## BEGIN EXCERPTED RECORDS

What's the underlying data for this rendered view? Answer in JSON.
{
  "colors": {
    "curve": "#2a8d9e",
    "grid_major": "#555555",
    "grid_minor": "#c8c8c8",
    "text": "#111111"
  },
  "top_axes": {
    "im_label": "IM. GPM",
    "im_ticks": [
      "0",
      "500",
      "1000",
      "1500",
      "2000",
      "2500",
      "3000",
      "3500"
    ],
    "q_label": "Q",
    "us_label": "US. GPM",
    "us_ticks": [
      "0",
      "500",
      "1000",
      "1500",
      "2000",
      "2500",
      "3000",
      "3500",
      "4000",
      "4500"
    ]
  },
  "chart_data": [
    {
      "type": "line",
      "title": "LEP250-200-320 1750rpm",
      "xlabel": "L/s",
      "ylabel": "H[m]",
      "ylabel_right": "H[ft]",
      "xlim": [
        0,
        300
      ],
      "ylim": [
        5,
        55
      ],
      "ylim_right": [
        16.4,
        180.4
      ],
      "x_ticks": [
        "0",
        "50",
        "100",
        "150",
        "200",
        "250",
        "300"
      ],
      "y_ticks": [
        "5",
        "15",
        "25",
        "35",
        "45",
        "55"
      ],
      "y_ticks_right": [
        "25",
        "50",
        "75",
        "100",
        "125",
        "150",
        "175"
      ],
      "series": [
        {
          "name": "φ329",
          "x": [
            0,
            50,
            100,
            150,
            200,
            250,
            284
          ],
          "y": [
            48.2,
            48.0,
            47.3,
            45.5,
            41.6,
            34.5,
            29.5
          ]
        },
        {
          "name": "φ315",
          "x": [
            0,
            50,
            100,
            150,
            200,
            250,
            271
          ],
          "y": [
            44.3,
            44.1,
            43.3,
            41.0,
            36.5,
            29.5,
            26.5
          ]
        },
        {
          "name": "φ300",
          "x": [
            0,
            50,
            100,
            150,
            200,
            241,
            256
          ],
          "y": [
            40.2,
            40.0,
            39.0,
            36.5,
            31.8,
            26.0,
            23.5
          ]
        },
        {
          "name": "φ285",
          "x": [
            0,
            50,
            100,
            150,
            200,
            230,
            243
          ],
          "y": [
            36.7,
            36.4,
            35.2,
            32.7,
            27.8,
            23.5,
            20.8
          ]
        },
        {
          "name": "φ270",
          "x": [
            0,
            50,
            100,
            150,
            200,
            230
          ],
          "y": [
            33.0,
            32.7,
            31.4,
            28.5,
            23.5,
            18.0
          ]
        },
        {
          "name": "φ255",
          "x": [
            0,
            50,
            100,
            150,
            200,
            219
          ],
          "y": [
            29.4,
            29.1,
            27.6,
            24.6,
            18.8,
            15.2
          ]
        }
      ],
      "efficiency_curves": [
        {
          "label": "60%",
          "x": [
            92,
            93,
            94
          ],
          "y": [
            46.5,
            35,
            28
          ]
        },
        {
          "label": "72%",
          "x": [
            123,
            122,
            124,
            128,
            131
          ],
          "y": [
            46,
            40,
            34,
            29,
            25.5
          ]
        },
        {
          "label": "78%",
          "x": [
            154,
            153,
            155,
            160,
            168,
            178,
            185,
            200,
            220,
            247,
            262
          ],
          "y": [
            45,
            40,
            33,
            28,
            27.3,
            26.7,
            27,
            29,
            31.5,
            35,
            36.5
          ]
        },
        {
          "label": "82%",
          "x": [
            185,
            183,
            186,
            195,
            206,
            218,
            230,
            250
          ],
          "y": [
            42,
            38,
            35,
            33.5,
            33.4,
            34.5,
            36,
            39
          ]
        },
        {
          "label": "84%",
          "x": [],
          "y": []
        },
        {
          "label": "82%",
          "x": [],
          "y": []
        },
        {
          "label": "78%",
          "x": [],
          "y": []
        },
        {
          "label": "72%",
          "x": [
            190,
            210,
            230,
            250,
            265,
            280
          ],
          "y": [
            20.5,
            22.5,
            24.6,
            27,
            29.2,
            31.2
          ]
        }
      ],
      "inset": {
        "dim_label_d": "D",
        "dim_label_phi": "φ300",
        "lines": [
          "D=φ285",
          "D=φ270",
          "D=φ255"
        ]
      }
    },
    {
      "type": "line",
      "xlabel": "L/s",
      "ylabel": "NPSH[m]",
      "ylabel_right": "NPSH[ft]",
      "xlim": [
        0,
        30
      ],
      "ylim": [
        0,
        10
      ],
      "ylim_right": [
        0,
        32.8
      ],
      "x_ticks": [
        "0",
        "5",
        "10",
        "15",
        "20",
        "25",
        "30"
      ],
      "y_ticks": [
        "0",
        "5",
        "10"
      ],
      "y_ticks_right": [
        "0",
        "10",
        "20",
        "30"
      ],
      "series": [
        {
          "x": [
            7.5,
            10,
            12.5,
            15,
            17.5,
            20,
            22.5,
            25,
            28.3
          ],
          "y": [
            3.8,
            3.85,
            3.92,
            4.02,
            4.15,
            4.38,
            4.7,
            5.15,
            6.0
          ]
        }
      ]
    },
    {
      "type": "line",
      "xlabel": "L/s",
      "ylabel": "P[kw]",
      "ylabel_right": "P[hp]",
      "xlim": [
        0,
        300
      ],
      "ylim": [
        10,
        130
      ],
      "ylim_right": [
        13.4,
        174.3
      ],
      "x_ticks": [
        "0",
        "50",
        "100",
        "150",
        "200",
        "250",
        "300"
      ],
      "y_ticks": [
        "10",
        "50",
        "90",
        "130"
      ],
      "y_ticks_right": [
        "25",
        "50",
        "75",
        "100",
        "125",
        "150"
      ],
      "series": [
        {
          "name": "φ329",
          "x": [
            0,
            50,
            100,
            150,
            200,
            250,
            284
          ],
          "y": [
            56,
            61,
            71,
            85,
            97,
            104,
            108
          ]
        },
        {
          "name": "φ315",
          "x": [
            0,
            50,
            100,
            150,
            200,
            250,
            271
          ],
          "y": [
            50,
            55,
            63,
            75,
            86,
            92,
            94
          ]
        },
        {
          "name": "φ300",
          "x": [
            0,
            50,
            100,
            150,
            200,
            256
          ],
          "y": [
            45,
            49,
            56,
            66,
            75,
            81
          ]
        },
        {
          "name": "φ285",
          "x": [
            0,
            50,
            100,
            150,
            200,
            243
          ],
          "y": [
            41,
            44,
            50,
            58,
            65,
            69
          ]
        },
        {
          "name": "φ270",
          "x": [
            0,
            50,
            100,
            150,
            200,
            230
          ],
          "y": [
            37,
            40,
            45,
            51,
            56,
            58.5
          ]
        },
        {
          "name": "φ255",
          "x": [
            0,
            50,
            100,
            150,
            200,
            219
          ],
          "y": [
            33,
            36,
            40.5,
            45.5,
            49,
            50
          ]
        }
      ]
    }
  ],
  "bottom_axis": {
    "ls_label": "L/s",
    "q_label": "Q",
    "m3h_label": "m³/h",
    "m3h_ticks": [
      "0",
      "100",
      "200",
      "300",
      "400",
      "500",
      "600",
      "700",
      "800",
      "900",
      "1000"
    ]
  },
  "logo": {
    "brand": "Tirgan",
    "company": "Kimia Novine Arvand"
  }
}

## END EXCERPTED RECORDS

■ **WRITTEN TASK**
Write down all the entries again without a single difference.

■ **CORRECT OUTPUT**
What's the underlying data for this rendered view? Answer in JSON.
{
  "colors": {
    "curve": "#2a8d9e",
    "grid_major": "#555555",
    "grid_minor": "#c8c8c8",
    "text": "#111111"
  },
  "top_axes": {
    "im_label": "IM. GPM",
    "im_ticks": [
      "0",
      "500",
      "1000",
      "1500",
      "2000",
      "2500",
      "3000",
      "3500"
    ],
    "q_label": "Q",
    "us_label": "US. GPM",
    "us_ticks": [
      "0",
      "500",
      "1000",
      "1500",
      "2000",
      "2500",
      "3000",
      "3500",
      "4000",
      "4500"
    ]
  },
  "chart_data": [
    {
      "type": "line",
      "title": "LEP250-200-320 1750rpm",
      "xlabel": "L/s",
      "ylabel": "H[m]",
      "ylabel_right": "H[ft]",
      "xlim": [
        0,
        300
      ],
      "ylim": [
        5,
        55
      ],
      "ylim_right": [
        16.4,
        180.4
      ],
      "x_ticks": [
        "0",
        "50",
        "100",
        "150",
        "200",
        "250",
        "300"
      ],
      "y_ticks": [
        "5",
        "15",
        "25",
        "35",
        "45",
        "55"
      ],
      "y_ticks_right": [
        "25",
        "50",
        "75",
        "100",
        "125",
        "150",
        "175"
      ],
      "series": [
        {
          "name": "φ329",
          "x": [
            0,
            50,
            100,
            150,
            200,
            250,
            284
          ],
          "y": [
            48.2,
            48.0,
            47.3,
            45.5,
            41.6,
            34.5,
            29.5
          ]
        },
        {
          "name": "φ315",
          "x": [
            0,
            50,
            100,
            150,
            200,
            250,
            271
          ],
          "y": [
            44.3,
            44.1,
            43.3,
            41.0,
            36.5,
            29.5,
            26.5
          ]
        },
        {
          "name": "φ300",
          "x": [
            0,
            50,
            100,
            150,
            200,
            241,
            256
          ],
          "y": [
            40.2,
            40.0,
            39.0,
            36.5,
            31.8,
            26.0,
            23.5
          ]
        },
        {
          "name": "φ285",
          "x": [
            0,
            50,
            100,
            150,
            200,
            230,
            243
          ],
          "y": [
            36.7,
            36.4,
            35.2,
            32.7,
            27.8,
            23.5,
            20.8
          ]
        },
        {
          "name": "φ270",
          "x": [
            0,
            50,
            100,
            150,
            200,
            230
          ],
          "y": [
            33.0,
            32.7,
            31.4,
            28.5,
            23.5,
            18.0
          ]
        },
        {
          "name": "φ255",
          "x": [
            0,
            50,
            100,
            150,
            200,
            219
          ],
          "y": [
            29.4,
            29.1,
            27.6,
            24.6,
            18.8,
            15.2
          ]
        }
      ],
      "efficiency_curves": [
        {
          "label": "60%",
          "x": [
            92,
            93,
            94
          ],
          "y": [
            46.5,
            35,
            28
          ]
        },
        {
          "label": "72%",
          "x": [
            123,
            122,
            124,
            128,
            131
          ],
          "y": [
            46,
            40,
            34,
            29,
            25.5
          ]
        },
        {
          "label": "78%",
          "x": [
            154,
            153,
            155,
            160,
            168,
            178,
            185,
            200,
            220,
            247,
            262
          ],
          "y": [
            45,
            40,
            33,
            28,
            27.3,
            26.7,
            27,
            29,
            31.5,
            35,
            36.5
          ]
        },
        {
          "label": "82%",
          "x": [
            185,
            183,
            186,
            195,
            206,
            218,
            230,
            250
          ],
          "y": [
            42,
            38,
            35,
            33.5,
            33.4,
            34.5,
            36,
            39
          ]
        },
        {
          "label": "84%",
          "x": [],
          "y": []
        },
        {
          "label": "82%",
          "x": [],
          "y": []
        },
        {
          "label": "78%",
          "x": [],
          "y": []
        },
        {
          "label": "72%",
          "x": [
            190,
            210,
            230,
            250,
            265,
            280
          ],
          "y": [
            20.5,
            22.5,
            24.6,
            27,
            29.2,
            31.2
          ]
        }
      ],
      "inset": {
        "dim_label_d": "D",
        "dim_label_phi": "φ300",
        "lines": [
          "D=φ285",
          "D=φ270",
          "D=φ255"
        ]
      }
    },
    {
      "type": "line",
      "xlabel": "L/s",
      "ylabel": "NPSH[m]",
      "ylabel_right": "NPSH[ft]",
      "xlim": [
        0,
        30
      ],
      "ylim": [
        0,
        10
      ],
      "ylim_right": [
        0,
        32.8
      ],
      "x_ticks": [
        "0",
        "5",
        "10",
        "15",
        "20",
        "25",
        "30"
      ],
      "y_ticks": [
        "0",
        "5",
        "10"
      ],
      "y_ticks_right": [
        "0",
        "10",
        "20",
        "30"
      ],
      "series": [
        {
          "x": [
            7.5,
            10,
            12.5,
            15,
            17.5,
            20,
            22.5,
            25,
            28.3
          ],
          "y": [
            3.8,
            3.85,
            3.92,
            4.02,
            4.15,
            4.38,
            4.7,
            5.15,
            6.0
          ]
        }
      ]
    },
    {
      "type": "line",
      "xlabel": "L/s",
      "ylabel": "P[kw]",
      "ylabel_right": "P[hp]",
      "xlim": [
        0,
        300
      ],
      "ylim": [
        10,
        130
      ],
      "ylim_right": [
        13.4,
        174.3
      ],
      "x_ticks": [
        "0",
        "50",
        "100",
        "150",
        "200",
        "250",
        "300"
      ],
      "y_ticks": [
        "10",
        "50",
        "90",
        "130"
      ],
      "y_ticks_right": [
        "25",
        "50",
        "75",
        "100",
        "125",
        "150"
      ],
      "series": [
        {
          "name": "φ329",
          "x": [
            0,
            50,
            100,
            150,
            200,
            250,
            284
          ],
          "y": [
            56,
            61,
            71,
            85,
            97,
            104,
            108
          ]
        },
        {
          "name": "φ315",
          "x": [
            0,
            50,
            100,
            150,
            200,
            250,
            271
          ],
          "y": [
            50,
            55,
            63,
            75,
            86,
            92,
            94
          ]
        },
        {
          "name": "φ300",
          "x": [
            0,
            50,
            100,
            150,
            200,
            256
          ],
          "y": [
            45,
            49,
            56,
            66,
            75,
            81
          ]
        },
        {
          "name": "φ285",
          "x": [
            0,
            50,
            100,
            150,
            200,
            243
          ],
          "y": [
            41,
            44,
            50,
            58,
            65,
            69
          ]
        },
        {
          "name": "φ270",
          "x": [
            0,
            50,
            100,
            150,
            200,
            230
          ],
          "y": [
            37,
            40,
            45,
            51,
            56,
            58.5
          ]
        },
        {
          "name": "φ255",
          "x": [
            0,
            50,
            100,
            150,
            200,
            219
          ],
          "y": [
            33,
            36,
            40.5,
            45.5,
            49,
            50
          ]
        }
      ]
    }
  ],
  "bottom_axis": {
    "ls_label": "L/s",
    "q_label": "Q",
    "m3h_label": "m³/h",
    "m3h_ticks": [
      "0",
      "100",
      "200",
      "300",
      "400",
      "500",
      "600",
      "700",
      "800",
      "900",
      "1000"
    ]
  },
  "logo": {
    "brand": "Tirgan",
    "company": "Kimia Novine Arvand"
  }
}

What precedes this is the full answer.